_EXERCISE REQUIREMENTS_
Go through each line of the records below and count those with the word "принимающими". Give only the count.

--------

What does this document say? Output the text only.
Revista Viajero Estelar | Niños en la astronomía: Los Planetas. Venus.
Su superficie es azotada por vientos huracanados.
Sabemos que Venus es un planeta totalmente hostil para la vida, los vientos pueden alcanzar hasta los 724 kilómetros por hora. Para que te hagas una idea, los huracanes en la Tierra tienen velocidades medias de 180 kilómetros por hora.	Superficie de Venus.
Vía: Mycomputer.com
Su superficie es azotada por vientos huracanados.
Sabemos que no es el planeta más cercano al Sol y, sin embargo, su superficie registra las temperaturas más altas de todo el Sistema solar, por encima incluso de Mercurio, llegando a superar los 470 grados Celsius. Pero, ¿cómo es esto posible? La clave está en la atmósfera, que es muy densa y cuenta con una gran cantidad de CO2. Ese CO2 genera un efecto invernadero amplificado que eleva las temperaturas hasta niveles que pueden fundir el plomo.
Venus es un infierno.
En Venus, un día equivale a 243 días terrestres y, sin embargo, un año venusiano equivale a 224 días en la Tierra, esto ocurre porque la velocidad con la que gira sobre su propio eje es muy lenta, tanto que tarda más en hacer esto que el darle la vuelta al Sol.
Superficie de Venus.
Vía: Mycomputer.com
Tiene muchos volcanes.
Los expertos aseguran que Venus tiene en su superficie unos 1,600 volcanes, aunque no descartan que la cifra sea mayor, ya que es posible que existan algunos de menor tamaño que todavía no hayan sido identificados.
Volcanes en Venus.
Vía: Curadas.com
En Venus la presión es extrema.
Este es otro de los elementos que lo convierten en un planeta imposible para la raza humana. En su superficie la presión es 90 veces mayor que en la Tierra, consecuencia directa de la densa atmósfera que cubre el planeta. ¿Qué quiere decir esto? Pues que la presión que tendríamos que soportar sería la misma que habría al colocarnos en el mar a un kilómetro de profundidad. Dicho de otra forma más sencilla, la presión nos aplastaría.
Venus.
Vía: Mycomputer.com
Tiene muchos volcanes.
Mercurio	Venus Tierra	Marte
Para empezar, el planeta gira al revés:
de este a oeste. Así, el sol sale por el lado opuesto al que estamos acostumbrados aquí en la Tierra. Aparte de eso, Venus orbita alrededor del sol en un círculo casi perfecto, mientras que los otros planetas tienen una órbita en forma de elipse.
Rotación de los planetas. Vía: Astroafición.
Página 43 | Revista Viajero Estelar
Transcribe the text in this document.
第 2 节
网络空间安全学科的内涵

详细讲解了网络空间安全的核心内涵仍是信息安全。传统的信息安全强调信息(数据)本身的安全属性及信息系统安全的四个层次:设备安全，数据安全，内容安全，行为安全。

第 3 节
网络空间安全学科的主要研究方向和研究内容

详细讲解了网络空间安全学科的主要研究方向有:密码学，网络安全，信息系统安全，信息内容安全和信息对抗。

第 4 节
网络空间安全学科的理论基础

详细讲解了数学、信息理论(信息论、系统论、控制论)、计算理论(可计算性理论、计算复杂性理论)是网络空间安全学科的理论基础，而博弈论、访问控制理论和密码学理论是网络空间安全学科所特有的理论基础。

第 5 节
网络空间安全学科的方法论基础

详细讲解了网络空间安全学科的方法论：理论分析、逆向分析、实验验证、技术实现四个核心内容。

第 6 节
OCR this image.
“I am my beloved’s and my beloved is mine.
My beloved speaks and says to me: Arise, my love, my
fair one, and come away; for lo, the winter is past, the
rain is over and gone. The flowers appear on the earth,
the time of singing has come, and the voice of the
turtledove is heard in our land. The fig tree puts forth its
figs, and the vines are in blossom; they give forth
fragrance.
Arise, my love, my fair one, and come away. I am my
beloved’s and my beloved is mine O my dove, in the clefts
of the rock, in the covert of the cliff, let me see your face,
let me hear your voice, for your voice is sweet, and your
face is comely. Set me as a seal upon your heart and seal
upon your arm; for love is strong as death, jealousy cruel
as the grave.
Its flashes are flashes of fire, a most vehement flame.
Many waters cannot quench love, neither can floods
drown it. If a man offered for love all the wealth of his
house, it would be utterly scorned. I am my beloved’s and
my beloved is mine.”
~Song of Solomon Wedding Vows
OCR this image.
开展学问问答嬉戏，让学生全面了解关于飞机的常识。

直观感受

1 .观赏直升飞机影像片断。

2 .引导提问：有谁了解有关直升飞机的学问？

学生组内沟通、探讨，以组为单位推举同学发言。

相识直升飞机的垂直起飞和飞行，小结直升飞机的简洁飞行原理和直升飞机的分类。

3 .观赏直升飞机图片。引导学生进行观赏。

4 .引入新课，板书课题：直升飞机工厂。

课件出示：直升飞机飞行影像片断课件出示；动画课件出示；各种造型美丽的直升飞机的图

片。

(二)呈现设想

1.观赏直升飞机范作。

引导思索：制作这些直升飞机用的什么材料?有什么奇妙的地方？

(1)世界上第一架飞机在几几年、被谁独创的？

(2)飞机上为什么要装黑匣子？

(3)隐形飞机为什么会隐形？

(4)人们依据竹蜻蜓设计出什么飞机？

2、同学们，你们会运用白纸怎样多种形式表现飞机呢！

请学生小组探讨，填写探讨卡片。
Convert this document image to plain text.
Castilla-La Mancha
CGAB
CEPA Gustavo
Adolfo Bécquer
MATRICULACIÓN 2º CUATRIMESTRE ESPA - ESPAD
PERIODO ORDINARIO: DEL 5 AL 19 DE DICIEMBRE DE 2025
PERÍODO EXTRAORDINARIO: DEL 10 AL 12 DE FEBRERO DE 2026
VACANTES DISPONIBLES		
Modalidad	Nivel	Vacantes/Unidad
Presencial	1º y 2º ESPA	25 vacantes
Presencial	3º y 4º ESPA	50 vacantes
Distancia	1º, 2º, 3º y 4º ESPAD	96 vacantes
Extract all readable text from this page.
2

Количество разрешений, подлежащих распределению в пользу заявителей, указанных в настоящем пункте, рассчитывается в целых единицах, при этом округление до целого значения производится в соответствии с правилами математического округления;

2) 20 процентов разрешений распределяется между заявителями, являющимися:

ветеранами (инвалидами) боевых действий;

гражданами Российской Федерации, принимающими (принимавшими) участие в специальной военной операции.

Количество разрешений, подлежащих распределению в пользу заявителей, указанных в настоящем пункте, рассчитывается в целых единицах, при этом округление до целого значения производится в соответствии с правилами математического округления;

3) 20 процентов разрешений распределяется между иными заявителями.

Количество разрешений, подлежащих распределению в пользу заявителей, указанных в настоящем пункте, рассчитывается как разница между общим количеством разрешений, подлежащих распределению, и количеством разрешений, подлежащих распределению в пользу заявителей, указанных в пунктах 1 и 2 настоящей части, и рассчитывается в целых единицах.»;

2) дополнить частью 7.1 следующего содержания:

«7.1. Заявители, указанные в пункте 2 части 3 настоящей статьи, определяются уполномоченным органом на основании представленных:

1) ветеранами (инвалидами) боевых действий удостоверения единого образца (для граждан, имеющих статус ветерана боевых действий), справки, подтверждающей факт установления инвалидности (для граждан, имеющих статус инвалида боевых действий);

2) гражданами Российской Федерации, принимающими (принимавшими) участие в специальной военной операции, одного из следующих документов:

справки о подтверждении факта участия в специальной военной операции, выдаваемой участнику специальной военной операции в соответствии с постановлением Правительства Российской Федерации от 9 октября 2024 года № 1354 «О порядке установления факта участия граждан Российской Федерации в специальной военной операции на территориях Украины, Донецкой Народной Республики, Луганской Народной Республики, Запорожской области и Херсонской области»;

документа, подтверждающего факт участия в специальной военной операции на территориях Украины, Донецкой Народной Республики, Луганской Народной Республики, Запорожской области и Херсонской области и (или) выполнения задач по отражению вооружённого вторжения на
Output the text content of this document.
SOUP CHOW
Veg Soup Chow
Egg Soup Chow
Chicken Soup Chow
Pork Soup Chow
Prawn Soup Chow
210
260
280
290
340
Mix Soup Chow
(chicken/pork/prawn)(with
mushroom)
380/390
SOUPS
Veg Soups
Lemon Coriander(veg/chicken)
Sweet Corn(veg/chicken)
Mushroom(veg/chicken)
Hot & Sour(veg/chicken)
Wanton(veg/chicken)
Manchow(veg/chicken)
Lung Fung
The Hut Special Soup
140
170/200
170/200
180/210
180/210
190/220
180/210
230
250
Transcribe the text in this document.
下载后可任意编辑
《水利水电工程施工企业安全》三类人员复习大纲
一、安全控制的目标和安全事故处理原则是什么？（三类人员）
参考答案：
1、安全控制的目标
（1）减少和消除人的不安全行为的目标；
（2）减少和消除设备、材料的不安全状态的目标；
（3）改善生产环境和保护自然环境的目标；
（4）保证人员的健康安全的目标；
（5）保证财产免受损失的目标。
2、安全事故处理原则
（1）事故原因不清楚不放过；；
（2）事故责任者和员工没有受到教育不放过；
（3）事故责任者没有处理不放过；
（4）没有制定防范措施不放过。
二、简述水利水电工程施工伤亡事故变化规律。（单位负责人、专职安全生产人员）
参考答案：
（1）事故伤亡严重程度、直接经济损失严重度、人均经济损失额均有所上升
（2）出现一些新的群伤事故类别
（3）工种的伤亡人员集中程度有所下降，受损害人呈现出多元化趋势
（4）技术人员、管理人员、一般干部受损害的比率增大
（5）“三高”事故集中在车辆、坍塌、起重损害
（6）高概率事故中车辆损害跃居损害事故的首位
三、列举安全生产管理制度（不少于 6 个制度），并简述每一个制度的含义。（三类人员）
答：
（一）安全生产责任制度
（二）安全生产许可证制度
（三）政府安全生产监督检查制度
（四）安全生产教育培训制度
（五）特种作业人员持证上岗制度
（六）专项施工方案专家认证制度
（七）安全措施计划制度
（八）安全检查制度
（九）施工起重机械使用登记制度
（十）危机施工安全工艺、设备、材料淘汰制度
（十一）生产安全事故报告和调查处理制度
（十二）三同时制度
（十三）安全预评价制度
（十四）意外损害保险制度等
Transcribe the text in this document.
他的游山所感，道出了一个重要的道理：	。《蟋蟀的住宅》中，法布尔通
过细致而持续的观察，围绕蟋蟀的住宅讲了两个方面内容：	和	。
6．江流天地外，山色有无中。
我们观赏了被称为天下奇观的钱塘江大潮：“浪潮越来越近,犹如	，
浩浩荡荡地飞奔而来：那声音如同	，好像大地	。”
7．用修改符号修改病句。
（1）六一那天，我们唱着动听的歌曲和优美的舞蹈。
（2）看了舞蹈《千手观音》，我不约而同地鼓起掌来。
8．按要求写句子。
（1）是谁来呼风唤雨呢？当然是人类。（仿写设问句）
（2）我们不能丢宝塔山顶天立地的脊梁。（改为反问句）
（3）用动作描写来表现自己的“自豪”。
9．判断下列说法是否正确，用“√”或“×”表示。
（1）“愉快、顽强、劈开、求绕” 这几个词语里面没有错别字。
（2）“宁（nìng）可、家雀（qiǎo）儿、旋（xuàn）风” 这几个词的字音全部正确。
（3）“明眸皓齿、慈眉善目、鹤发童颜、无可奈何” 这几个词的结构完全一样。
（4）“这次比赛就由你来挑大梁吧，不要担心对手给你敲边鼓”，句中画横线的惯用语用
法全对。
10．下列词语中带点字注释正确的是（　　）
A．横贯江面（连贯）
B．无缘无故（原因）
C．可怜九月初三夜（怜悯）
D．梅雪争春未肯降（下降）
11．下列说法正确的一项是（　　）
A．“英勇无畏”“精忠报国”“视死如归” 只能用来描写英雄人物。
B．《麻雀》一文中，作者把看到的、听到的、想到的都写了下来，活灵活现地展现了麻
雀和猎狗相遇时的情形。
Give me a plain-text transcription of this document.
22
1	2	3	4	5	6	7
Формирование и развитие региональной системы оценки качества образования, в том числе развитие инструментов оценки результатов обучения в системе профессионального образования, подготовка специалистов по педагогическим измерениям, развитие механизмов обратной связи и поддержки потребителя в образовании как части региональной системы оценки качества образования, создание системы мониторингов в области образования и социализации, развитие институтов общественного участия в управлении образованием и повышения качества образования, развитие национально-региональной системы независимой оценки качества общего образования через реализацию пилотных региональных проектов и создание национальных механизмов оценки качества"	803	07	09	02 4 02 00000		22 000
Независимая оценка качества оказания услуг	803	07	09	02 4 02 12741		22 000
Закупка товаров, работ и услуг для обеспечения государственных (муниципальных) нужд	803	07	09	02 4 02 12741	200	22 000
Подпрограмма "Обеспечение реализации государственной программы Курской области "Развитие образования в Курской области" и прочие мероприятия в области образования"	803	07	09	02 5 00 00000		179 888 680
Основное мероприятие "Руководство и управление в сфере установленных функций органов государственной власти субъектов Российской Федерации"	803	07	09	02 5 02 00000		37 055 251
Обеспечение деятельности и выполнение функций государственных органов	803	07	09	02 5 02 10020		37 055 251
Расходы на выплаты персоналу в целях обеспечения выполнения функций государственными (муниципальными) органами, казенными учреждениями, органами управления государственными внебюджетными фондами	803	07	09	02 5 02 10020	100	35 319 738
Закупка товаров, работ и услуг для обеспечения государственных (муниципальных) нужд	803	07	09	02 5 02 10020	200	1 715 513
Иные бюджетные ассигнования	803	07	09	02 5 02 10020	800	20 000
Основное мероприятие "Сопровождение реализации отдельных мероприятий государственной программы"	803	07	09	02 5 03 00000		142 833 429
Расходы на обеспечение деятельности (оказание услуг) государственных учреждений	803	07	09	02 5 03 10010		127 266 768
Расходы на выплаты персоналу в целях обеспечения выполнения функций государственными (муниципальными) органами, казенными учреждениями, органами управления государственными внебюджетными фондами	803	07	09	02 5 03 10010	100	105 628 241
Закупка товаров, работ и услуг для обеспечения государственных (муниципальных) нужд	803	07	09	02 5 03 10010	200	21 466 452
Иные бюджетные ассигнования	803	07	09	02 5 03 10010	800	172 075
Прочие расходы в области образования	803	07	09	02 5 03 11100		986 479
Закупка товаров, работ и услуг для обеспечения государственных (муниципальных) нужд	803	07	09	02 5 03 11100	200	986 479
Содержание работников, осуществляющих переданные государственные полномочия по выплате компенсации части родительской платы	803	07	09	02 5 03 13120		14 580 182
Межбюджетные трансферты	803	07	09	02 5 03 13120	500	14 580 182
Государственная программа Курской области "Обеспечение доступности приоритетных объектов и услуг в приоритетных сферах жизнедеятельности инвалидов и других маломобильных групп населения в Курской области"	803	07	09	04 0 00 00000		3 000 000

--------

_FULL SOLUTION_
2